- _Challenge_: Below is a set of records. Repeat all of them exactly.

- _Provided information_:
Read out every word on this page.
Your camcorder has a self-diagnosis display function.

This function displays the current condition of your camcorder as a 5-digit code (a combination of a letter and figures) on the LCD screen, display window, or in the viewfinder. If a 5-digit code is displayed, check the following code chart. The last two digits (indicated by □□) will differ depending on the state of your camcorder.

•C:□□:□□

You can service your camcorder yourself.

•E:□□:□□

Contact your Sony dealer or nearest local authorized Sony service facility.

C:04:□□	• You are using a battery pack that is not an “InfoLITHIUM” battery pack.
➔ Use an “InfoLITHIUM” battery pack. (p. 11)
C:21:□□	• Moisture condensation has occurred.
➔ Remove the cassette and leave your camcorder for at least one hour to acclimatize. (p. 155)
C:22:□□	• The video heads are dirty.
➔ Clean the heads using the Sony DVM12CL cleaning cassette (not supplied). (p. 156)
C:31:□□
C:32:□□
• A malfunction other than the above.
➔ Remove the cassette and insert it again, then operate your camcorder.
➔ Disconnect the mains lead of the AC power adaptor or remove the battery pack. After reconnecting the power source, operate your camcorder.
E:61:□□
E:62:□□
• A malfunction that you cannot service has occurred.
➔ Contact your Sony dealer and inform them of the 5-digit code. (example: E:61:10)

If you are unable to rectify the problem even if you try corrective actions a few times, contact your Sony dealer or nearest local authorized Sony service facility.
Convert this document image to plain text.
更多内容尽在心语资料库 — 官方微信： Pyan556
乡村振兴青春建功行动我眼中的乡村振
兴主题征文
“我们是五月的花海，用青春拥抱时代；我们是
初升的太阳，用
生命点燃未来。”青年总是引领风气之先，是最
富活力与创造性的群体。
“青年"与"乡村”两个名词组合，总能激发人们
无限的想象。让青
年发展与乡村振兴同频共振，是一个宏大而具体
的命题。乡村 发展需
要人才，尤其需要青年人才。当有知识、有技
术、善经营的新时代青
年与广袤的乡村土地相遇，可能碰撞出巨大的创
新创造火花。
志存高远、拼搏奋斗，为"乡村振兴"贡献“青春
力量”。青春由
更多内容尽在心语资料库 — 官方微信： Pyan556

- _Task answer_:
Read out every word on this page.
Your camcorder has a self-diagnosis display function.

This function displays the current condition of your camcorder as a 5-digit code (a combination of a letter and figures) on the LCD screen, display window, or in the viewfinder. If a 5-digit code is displayed, check the following code chart. The last two digits (indicated by □□) will differ depending on the state of your camcorder.

•C:□□:□□

You can service your camcorder yourself.

•E:□□:□□

Contact your Sony dealer or nearest local authorized Sony service facility.

C:04:□□	• You are using a battery pack that is not an “InfoLITHIUM” battery pack.
➔ Use an “InfoLITHIUM” battery pack. (p. 11)
C:21:□□	• Moisture condensation has occurred.
➔ Remove the cassette and leave your camcorder for at least one hour to acclimatize. (p. 155)
C:22:□□	• The video heads are dirty.
➔ Clean the heads using the Sony DVM12CL cleaning cassette (not supplied). (p. 156)
C:31:□□
C:32:□□
• A malfunction other than the above.
➔ Remove the cassette and insert it again, then operate your camcorder.
➔ Disconnect the mains lead of the AC power adaptor or remove the battery pack. After reconnecting the power source, operate your camcorder.
E:61:□□
E:62:□□
• A malfunction that you cannot service has occurred.
➔ Contact your Sony dealer and inform them of the 5-digit code. (example: E:61:10)

If you are unable to rectify the problem even if you try corrective actions a few times, contact your Sony dealer or nearest local authorized Sony service facility.
Convert this document image to plain text.
更多内容尽在心语资料库 — 官方微信： Pyan556
乡村振兴青春建功行动我眼中的乡村振
兴主题征文
“我们是五月的花海，用青春拥抱时代；我们是
初升的太阳，用
生命点燃未来。”青年总是引领风气之先，是最
富活力与创造性的群体。
“青年"与"乡村”两个名词组合，总能激发人们
无限的想象。让青
年发展与乡村振兴同频共振，是一个宏大而具体
的命题。乡村 发展需
要人才，尤其需要青年人才。当有知识、有技
术、善经营的新时代青
年与广袤的乡村土地相遇，可能碰撞出巨大的创
新创造火花。
志存高远、拼搏奋斗，为"乡村振兴"贡献“青春
力量”。青春由
更多内容尽在心语资料库 — 官方微信： Pyan556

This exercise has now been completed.